Recorded data:
Begin

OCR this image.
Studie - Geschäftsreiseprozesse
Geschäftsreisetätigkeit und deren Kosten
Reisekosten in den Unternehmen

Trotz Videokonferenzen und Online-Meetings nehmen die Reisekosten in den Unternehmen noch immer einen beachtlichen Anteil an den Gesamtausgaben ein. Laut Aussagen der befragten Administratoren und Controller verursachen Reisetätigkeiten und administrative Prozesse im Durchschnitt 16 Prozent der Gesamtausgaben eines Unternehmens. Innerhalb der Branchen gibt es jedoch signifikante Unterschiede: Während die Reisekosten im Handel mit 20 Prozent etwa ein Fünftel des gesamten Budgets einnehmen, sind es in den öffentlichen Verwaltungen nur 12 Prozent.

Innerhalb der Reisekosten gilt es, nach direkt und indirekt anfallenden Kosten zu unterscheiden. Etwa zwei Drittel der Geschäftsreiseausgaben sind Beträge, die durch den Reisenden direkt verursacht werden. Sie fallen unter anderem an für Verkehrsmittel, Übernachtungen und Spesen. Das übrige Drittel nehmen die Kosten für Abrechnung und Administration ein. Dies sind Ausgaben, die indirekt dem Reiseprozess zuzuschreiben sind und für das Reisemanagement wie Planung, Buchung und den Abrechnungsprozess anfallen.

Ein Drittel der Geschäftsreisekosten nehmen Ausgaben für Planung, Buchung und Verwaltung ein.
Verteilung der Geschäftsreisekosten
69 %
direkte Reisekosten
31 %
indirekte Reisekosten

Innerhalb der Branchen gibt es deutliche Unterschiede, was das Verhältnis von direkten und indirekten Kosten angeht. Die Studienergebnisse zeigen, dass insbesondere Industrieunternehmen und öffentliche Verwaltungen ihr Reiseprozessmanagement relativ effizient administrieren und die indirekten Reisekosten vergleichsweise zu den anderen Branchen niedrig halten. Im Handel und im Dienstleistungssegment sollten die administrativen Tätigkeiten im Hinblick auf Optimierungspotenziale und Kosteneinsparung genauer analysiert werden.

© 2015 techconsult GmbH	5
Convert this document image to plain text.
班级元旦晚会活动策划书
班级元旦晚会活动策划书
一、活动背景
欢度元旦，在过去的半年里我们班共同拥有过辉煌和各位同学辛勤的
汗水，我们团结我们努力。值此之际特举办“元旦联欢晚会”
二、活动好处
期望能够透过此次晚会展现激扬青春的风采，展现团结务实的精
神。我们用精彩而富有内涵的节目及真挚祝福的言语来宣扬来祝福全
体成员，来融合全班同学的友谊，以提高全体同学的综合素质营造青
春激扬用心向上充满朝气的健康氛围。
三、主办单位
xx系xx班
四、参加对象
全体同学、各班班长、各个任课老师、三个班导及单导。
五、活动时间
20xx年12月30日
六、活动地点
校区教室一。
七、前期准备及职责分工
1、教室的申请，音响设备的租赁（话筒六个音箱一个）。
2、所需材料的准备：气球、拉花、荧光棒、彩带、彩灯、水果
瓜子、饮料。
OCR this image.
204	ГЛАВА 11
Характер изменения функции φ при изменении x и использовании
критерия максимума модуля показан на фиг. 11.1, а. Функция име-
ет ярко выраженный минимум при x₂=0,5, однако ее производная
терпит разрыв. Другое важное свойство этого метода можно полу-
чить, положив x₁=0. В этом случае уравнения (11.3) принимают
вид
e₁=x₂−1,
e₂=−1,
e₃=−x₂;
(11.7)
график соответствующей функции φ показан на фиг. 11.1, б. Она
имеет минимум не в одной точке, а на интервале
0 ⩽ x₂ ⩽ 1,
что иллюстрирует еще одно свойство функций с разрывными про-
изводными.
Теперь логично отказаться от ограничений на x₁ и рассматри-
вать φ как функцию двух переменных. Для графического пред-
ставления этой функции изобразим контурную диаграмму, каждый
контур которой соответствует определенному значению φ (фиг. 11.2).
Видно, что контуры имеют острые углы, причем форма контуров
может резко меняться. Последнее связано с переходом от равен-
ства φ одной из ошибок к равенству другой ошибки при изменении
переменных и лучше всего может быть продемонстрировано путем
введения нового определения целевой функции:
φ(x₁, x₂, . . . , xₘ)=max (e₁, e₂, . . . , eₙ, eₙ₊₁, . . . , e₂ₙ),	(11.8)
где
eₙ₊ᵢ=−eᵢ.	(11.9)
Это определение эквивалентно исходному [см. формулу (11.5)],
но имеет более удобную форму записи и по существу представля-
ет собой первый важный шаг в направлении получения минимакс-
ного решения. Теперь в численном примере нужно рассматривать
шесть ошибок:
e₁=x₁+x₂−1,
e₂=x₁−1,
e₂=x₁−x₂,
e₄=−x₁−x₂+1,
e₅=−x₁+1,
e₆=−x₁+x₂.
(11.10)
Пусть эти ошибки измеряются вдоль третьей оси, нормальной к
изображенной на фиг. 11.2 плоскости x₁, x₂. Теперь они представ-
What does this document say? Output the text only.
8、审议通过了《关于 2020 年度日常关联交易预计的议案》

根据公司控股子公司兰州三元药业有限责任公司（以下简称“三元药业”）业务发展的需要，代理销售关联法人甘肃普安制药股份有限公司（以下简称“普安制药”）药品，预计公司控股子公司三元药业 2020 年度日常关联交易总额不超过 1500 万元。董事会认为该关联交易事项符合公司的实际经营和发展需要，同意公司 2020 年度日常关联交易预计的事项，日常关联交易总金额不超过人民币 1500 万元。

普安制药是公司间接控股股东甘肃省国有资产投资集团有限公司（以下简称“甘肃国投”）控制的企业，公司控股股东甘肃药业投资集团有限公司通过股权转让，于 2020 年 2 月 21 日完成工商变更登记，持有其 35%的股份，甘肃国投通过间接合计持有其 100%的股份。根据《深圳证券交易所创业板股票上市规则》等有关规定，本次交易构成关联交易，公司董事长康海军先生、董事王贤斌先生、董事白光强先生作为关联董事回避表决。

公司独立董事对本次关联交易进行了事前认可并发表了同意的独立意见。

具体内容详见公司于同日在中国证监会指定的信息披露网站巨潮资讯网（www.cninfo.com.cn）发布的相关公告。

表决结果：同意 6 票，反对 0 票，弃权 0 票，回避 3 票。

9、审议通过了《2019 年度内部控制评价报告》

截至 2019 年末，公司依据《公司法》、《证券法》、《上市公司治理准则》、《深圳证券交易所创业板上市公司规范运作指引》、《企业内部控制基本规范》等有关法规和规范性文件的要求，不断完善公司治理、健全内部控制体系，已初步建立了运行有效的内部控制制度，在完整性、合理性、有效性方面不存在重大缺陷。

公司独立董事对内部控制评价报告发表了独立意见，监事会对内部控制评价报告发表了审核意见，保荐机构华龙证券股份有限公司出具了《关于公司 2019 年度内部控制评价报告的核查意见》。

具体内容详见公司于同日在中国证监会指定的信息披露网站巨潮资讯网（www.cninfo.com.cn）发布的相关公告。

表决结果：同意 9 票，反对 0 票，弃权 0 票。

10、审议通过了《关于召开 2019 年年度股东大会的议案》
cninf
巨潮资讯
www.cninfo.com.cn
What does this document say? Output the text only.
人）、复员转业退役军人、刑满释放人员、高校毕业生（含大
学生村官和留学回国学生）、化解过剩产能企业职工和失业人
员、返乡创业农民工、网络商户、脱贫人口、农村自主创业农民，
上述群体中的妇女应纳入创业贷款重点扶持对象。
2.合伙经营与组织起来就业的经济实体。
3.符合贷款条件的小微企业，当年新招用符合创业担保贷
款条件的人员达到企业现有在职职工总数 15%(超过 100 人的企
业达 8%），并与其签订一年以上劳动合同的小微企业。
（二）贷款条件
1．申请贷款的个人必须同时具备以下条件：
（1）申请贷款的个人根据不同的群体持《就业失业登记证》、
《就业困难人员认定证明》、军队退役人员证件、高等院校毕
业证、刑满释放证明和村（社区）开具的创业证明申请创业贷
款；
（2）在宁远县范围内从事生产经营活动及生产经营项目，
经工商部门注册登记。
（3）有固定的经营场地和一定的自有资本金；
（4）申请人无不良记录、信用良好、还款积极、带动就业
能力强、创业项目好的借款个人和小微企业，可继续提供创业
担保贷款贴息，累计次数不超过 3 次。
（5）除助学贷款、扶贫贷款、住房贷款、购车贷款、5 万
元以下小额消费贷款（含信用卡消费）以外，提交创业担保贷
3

End

Exercise directions: Scan the records for the string "审议通过了". Copy each line in which it appears.

Solution to the exercise:
8、审议通过了《关于 2020 年度日常关联交易预计的议案》
9、审议通过了《2019 年度内部控制评价报告》
10、审议通过了《关于召开 2019 年年度股东大会的议案》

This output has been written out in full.